- _REQUIREMENT_: Transcribe every entry word for word, but skip the images.

(Stored data entries)
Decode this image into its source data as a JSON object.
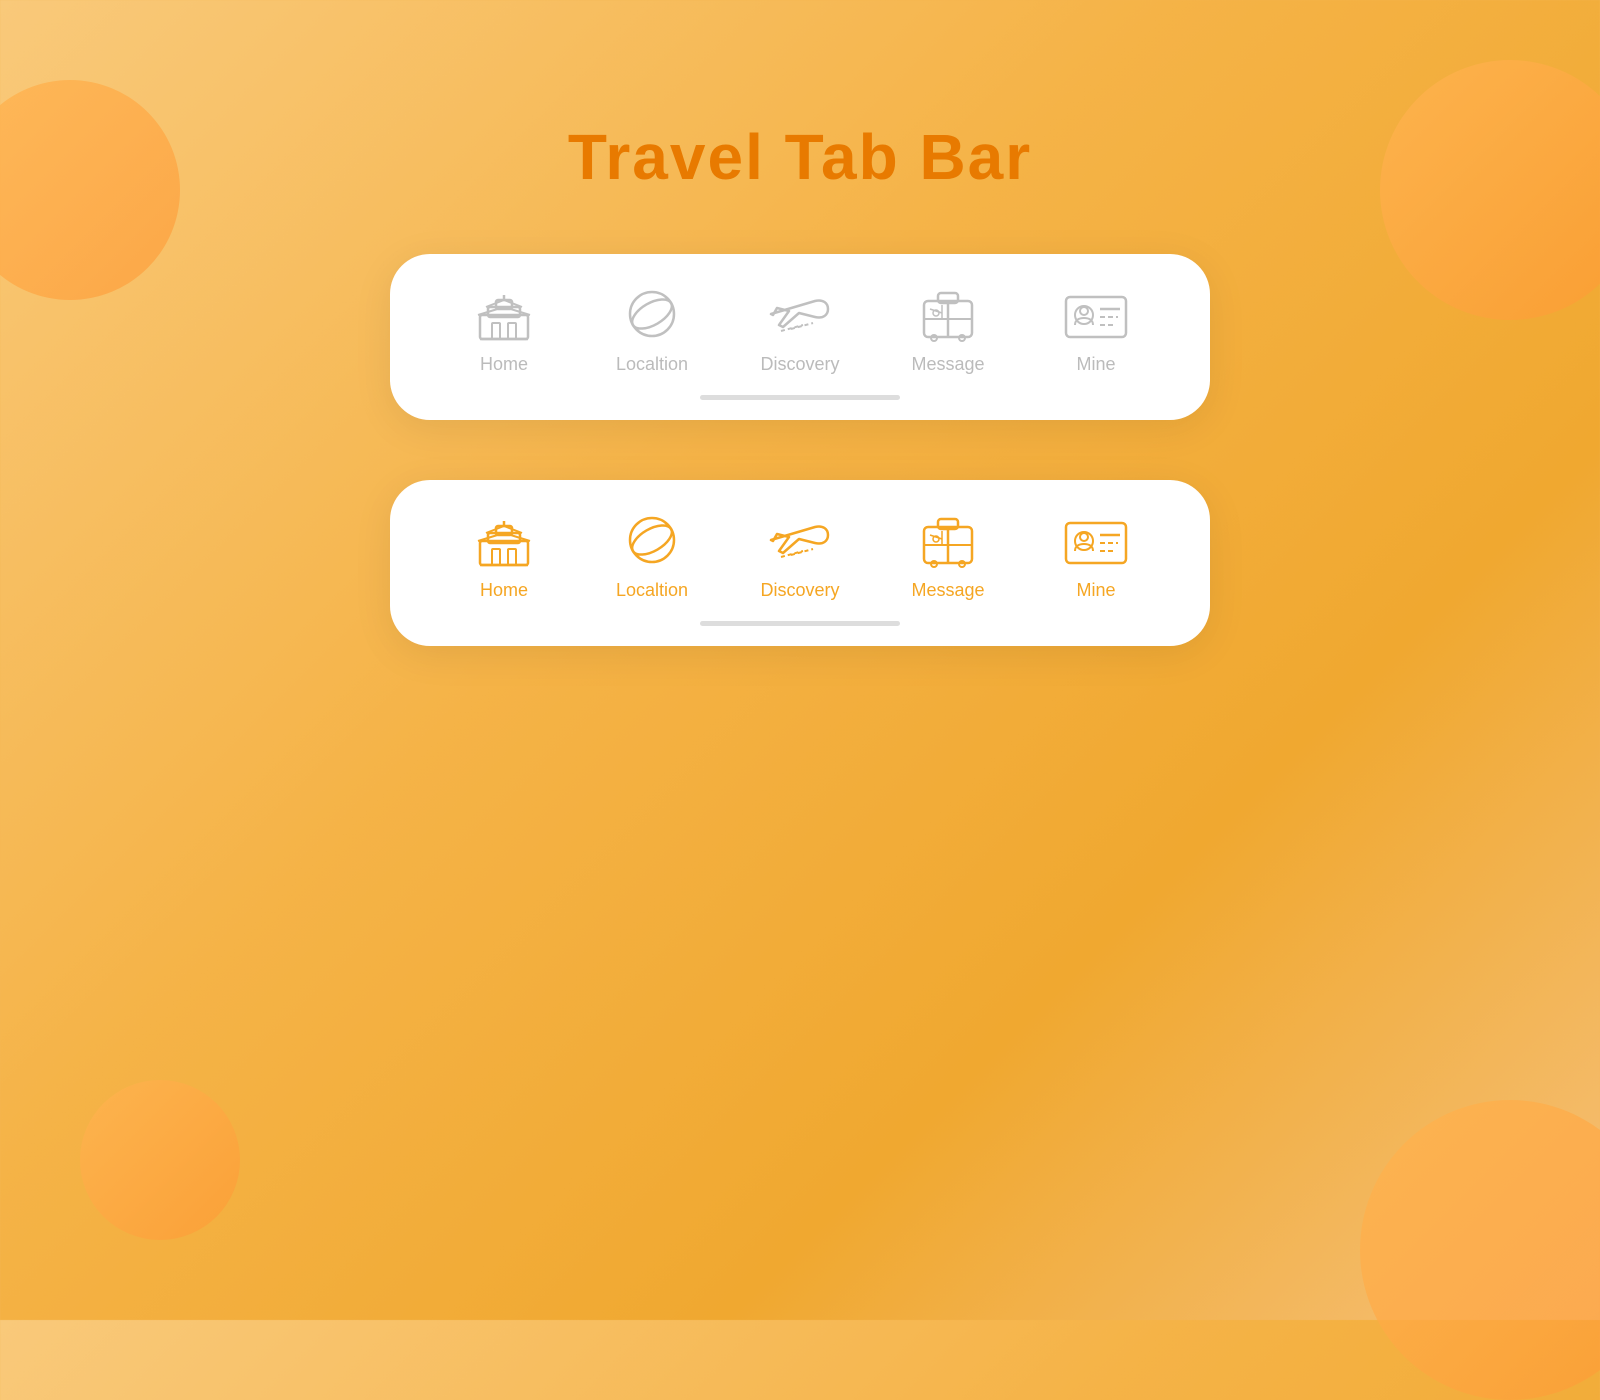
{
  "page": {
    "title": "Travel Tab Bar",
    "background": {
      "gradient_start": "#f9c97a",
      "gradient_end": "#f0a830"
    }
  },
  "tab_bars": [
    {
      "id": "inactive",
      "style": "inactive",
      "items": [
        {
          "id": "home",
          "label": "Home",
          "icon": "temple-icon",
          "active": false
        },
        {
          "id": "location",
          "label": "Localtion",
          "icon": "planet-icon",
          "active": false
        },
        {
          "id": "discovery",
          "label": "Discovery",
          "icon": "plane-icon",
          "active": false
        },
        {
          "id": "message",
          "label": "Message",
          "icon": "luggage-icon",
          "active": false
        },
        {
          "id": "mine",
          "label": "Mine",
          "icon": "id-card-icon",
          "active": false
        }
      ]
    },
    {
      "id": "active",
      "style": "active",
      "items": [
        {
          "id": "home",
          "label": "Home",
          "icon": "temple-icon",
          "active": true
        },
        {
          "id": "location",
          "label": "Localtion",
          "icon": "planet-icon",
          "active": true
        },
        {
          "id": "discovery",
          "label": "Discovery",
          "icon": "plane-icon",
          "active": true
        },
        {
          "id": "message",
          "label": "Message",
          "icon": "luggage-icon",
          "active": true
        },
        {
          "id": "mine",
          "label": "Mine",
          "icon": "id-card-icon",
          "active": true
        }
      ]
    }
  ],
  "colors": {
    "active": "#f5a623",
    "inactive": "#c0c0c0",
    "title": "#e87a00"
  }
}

- _SOLUTION TO THIS EXERCISE_:
Decode this image into its source data as a JSON object.
{
  "page": {
    "title": "Travel Tab Bar",
    "background": {
      "gradient_start": "#f9c97a",
      "gradient_end": "#f0a830"
    }
  },
  "tab_bars": [
    {
      "id": "inactive",
      "style": "inactive",
      "items": [
        {
          "id": "home",
          "label": "Home",
          "icon": "temple-icon",
          "active": false
        },
        {
          "id": "location",
          "label": "Localtion",
          "icon": "planet-icon",
          "active": false
        },
        {
          "id": "discovery",
          "label": "Discovery",
          "icon": "plane-icon",
          "active": false
        },
        {
          "id": "message",
          "label": "Message",
          "icon": "luggage-icon",
          "active": false
        },
        {
          "id": "mine",
          "label": "Mine",
          "icon": "id-card-icon",
          "active": false
        }
      ]
    },
    {
      "id": "active",
      "style": "active",
      "items": [
        {
          "id": "home",
          "label": "Home",
          "icon": "temple-icon",
          "active": true
        },
        {
          "id": "location",
          "label": "Localtion",
          "icon": "planet-icon",
          "active": true
        },
        {
          "id": "discovery",
          "label": "Discovery",
          "icon": "plane-icon",
          "active": true
        },
        {
          "id": "message",
          "label": "Message",
          "icon": "luggage-icon",
          "active": true
        },
        {
          "id": "mine",
          "label": "Mine",
          "icon": "id-card-icon",
          "active": true
        }
      ]
    }
  ],
  "colors": {
    "active": "#f5a623",
    "inactive": "#c0c0c0",
    "title": "#e87a00"
  }
}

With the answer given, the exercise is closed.